WHAT TO PRODUCE: Go through the records and copy each line where the word "count" occurs.

RECORD SET:
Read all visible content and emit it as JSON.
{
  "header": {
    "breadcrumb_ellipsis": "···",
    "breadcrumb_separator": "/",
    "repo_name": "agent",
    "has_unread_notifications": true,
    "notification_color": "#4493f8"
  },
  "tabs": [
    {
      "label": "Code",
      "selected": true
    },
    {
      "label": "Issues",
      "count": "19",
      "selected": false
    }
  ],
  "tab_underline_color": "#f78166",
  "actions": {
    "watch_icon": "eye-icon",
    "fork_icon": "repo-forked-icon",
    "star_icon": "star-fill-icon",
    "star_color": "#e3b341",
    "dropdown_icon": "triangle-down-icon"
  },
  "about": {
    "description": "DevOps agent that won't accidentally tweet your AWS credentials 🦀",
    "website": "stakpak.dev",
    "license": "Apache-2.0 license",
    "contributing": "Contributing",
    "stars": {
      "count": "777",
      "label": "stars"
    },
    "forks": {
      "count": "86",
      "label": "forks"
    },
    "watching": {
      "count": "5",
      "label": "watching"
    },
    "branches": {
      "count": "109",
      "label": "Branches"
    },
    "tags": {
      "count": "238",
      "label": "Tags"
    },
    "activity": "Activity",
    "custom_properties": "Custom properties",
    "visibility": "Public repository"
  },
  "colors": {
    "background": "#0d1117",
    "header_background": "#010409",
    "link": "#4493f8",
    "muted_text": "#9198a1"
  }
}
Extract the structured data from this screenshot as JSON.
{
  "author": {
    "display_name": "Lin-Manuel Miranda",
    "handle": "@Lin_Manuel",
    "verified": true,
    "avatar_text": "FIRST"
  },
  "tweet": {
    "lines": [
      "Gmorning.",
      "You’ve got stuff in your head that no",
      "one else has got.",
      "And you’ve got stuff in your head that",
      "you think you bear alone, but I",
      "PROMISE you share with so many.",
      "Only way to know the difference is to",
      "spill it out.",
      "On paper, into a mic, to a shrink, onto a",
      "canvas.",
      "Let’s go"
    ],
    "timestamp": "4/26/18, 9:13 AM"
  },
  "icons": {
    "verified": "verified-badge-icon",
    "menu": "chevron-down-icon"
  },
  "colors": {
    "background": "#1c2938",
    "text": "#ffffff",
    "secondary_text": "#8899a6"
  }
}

RESPONSE TO THIS EXERCISE:
      "count": "19",
      "count": "777",
      "count": "86",
      "count": "5",
      "count": "109",
      "count": "238",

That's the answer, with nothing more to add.